Exercise 1:
Answer the following from the blog post on greed:
(a) What two culprits are fingers typically pointed at when greed is discussed?
(b) What price do some sites ask for sharing their secret to winning the lottery?
(c) On Black Friday, what did one woman do to other shoppers?
Exercise 2: Extend the blog post on greed with further paragraphs that pick up right after its final sentence about the Black Friday shoppers.

Source passage:

Rabu, 25 April 2012

Greed!

There is a lot of talk about greed these days. It’s all over social media and in our streets. Typically the fingers are always pointed at two main culprits: the wealthy and corporations. To be sure, there is greed in those high-flying realms but is it unique to them alone? I don’t believe so. In fact, I believe that greed is far more universal than we want to admit and it comes in many shapes and sizes.




Since starting this blog, I’ve devoted a fair amount of time to trying to learn about things like Search Engine Optimization (SEO), HTML, online advertising and promotion. I have managed to learn a few things but it’s tough sledding sometimes and made all the more difficult by the overwhelming number of people out there offering to teach people like me how to turn my web site in to a mega-cash generator.

Forget email scams, the Great Cloud is littered with a proliferation of sites offering instant financial wealth, immediate cash, overwhelming traffic and site visitors, daily payouts and free money all for no effort, no knowledge or experience. They all share one thing in common. They all offer something for nothing in their attempt to make money for themselves.

I’ve actually seen promotions offering to increase your traffic, and thereby your sales income, and you don’t even have to have a web site. Just stretch out on the couch with your Dell notebook or iPad, start clicking and the money will roll in faster than you can count it.

These offers do make money….for the people behind them.....because the world is full of people looking for something for nothing or next to nothing.  It is the secret behind the success of those email scams from Nigeria.

“Free money? You betcha, where do I sign up?”

Some sites have the secret to winning the lottery and they will share it with you for only a small one-time fee. It never seems to occur to the people who pay for the instant-riches system that if the system really worked, the seller wouldn’t be online offering it for sale. He or she would be too busy cashing in winning lottery tickets. Why would anyone who had a ‘secret’ system that consistently won money in the lottery want to share it?

But many people buy-in because they want to make easy money, lots of money and that is its own form of greed.

You encounter it everywhere now. Students are demanding others subsidize or even pay for their university education because they don’t feel it’s fair that they should have to shoulder the burden of earning the degree they are pursuing. Expecting others to pay your way is just another form of greed.

Hundreds of thousands audition for programs like American Idol, not so that they can advance their art but to feed a form of greed to be famous, to become a celebrity.

Unions have priced some jobs right out of the country with their continuous demands for higher wages and more benefits for their workers. Corporate executives demand and receive obscene levels of income and kids who can develop a social media web site become billionaires and start playing Monopoly with real money.

Black Friday is the ultimate expression of greed as hundreds of thousands of consumers line up and then push  and shove each other out of the way to grab 'deals'. This past year, one woman went so far as to pepper spray other shoppers in her greed to get what she wanted while another woman was robbed of her purchases before she made it to her car.

Given information:
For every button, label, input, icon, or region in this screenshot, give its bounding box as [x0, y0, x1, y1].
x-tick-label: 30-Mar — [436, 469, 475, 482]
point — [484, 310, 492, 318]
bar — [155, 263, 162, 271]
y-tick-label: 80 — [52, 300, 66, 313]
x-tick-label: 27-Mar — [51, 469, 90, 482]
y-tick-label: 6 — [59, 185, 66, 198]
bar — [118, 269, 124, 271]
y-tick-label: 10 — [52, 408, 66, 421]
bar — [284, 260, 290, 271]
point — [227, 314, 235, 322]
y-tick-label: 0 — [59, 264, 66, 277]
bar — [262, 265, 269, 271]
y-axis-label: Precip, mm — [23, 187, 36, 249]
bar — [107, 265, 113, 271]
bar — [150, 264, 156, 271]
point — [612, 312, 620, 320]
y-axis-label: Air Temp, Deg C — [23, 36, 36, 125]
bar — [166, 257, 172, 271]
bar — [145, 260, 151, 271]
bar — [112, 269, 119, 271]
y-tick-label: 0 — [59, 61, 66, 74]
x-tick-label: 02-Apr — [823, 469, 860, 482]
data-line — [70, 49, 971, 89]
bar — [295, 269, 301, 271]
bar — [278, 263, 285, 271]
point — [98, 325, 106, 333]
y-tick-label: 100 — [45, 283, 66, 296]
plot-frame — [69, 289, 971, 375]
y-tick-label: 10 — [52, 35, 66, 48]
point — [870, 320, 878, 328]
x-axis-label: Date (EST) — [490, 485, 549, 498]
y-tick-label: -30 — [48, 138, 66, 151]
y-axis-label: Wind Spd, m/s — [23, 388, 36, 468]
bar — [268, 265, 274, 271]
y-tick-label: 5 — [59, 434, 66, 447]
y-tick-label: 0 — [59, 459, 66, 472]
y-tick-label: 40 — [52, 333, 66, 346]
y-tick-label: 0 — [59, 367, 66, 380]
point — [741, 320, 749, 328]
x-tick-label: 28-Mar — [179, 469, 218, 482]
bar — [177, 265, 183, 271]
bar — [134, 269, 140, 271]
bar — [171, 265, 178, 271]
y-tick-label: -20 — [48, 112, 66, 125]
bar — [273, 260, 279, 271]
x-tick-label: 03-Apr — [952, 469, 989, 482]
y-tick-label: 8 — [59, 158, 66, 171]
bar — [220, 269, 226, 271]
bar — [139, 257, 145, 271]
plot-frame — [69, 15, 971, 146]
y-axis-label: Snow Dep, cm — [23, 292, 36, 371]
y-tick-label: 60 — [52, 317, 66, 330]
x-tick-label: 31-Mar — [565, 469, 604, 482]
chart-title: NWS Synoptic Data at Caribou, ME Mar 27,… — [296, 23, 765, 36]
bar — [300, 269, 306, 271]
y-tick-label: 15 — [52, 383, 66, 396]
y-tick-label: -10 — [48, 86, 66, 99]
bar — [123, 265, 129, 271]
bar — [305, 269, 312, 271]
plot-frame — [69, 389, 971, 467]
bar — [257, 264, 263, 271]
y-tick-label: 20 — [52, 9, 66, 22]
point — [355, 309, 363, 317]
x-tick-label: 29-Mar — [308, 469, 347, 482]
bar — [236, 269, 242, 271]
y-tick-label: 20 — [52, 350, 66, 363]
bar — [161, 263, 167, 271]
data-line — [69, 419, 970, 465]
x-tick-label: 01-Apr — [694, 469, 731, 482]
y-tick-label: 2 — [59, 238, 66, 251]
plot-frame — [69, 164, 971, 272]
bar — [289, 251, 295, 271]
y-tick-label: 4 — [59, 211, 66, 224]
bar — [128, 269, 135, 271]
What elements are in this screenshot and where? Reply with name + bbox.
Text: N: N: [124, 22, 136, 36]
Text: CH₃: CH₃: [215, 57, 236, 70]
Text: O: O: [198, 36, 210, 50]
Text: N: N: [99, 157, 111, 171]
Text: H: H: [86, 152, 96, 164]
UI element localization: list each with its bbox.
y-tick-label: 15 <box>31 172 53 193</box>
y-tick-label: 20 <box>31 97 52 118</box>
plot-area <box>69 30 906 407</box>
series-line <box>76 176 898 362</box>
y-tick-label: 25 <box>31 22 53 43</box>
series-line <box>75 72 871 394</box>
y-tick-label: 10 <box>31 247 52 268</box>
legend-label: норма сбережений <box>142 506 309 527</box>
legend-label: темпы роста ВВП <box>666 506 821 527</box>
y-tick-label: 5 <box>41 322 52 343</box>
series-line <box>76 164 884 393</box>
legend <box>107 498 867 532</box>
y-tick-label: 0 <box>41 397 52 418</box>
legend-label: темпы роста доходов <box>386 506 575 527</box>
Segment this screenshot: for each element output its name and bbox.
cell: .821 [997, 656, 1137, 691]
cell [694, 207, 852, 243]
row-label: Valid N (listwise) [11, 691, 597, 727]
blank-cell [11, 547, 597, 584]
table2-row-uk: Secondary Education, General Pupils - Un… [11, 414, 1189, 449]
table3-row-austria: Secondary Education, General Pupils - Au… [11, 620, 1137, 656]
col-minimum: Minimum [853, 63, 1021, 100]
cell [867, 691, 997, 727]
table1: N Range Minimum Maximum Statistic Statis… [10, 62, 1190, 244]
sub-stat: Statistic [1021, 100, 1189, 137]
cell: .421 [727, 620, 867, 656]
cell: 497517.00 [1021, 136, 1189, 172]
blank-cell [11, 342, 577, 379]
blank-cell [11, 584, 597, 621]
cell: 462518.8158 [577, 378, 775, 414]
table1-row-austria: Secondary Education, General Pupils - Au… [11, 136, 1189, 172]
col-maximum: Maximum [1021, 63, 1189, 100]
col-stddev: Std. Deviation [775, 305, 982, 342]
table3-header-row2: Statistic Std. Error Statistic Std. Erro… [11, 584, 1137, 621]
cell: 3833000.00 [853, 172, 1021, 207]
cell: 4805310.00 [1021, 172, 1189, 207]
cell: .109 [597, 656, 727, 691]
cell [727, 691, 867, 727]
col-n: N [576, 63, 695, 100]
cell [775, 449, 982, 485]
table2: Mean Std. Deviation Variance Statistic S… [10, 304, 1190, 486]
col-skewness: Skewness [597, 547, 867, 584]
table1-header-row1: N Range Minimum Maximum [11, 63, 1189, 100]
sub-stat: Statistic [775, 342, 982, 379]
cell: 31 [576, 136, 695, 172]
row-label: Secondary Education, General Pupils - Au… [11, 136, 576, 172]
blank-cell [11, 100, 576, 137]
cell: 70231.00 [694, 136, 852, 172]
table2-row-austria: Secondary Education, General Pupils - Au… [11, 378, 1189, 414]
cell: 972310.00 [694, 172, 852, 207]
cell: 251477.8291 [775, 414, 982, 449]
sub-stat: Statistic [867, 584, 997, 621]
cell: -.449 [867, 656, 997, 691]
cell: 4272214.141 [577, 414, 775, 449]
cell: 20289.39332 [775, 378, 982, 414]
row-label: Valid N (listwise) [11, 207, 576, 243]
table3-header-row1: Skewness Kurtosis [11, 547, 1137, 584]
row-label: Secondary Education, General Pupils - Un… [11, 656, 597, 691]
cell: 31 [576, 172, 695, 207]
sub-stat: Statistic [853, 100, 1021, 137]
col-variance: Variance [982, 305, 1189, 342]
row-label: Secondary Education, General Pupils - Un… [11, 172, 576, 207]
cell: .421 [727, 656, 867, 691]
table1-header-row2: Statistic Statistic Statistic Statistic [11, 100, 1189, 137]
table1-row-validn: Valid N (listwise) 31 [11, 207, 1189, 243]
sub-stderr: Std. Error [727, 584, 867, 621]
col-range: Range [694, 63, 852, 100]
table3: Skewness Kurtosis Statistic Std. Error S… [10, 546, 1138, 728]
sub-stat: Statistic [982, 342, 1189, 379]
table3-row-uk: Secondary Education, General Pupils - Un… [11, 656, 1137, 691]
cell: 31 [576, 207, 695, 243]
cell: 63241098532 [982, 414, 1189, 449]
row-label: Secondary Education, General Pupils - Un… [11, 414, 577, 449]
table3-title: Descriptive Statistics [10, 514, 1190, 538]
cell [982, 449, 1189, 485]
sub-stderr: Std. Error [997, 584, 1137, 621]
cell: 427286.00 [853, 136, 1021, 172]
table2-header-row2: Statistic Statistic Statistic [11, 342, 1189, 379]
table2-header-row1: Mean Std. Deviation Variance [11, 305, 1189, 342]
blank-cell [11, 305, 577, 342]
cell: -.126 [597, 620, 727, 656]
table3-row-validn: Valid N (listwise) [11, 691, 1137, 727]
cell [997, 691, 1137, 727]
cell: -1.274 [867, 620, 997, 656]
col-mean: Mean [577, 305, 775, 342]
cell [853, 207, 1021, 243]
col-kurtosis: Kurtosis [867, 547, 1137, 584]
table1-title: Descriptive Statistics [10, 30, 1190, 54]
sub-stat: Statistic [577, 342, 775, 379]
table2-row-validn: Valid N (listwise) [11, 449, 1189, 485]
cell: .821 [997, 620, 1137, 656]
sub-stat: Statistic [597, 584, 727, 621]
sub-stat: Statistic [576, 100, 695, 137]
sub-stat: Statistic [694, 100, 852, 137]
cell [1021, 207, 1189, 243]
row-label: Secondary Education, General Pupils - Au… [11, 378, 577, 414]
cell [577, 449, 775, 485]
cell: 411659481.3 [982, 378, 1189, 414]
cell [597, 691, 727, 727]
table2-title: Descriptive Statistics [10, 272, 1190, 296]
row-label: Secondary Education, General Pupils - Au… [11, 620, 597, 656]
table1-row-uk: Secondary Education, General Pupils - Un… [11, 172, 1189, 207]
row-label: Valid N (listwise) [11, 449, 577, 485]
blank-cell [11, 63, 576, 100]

Task answer 1:
(a) The wealthy and corporations.
(b) Only a small one-time fee.
(c) She pepper sprayed them.

Task answer 2:
Even politicians are willing to sacrifice principle and integrity to get what they want as we have just seen in Ontario, where the premier reversed his election promise not to add a surtax on the rich to avoid having his government defeated. In the United States, President Obama has all but turned class warfare into an election strategy.

It is just another form of greed where power is the currency rather than cash.

Some blame capitalism but I believe they’re wrong. Capitalism is merely a system of free enterprise which is based on the assumption that hard work will bring its own rewards and that everyone should be free to experience that opportunity.

What interferes with successful capitalism is the all too frequent greed in human nature. Too many feel they don't have the opportunity so they either attack the freedom of capitalism or pursue countless get-rich quick schemes that seldom work for anyone but the people selling them.

Greed drives people looking for an edge and who are willing to bend or break the rules as we saw recently with the Wal-mart bribery scandal in Mexico. It drives others who are only too willing to nickel and dime even the poor as we saw in the recent Ontario budget that froze social assistance payments in order to reduce the deficit rather than cut discretionary and unnecessary program spending. It was interesting to me that that the minority NDP which held the balance of power and which could have defeated the government by voting against the budget, chose not to speak up for the poor.

Instead they demanded, and got, a surtax on those making more than $500,000 (one of their convenient and favourite targets) and they left the poor to fend for themselves. Making the reversal of the social assistance freeze a non-negotiable demand they knew was something to which  the Liberals would never have agreed and that would have triggered an election; an election the NDP cannot afford or win.

Putting your own self-interest ahead of what’s right in order to protect or gain something is yet another form of greed.

Small business, big corporations, online get rich quick schemes, students, unions, politicians, email scams, Ponzi schemes, continuous tax increases, ludicrous credit card rates and ridiculous fees for everything from receiving bank statements to using your debit card are all driven by greed.

I have no issue with people earning a living. In fact, I have no issue with people becoming fabulously wealthy. Power to you if you can pull it off! It gives the rest of us hope that it is possible. But when that success, great or modest, comes at the expense of others, then it is immoral and nothing less than the worst side of human nature. It is profiteering and that is nothing but greed.

Contrary to what Gordon Gheko preached, greed is not good. It blurs the lines between right and wrong, moral and immoral. It undermines the success of many for the benefit of a few and it weakens the productivity and creativity of societies.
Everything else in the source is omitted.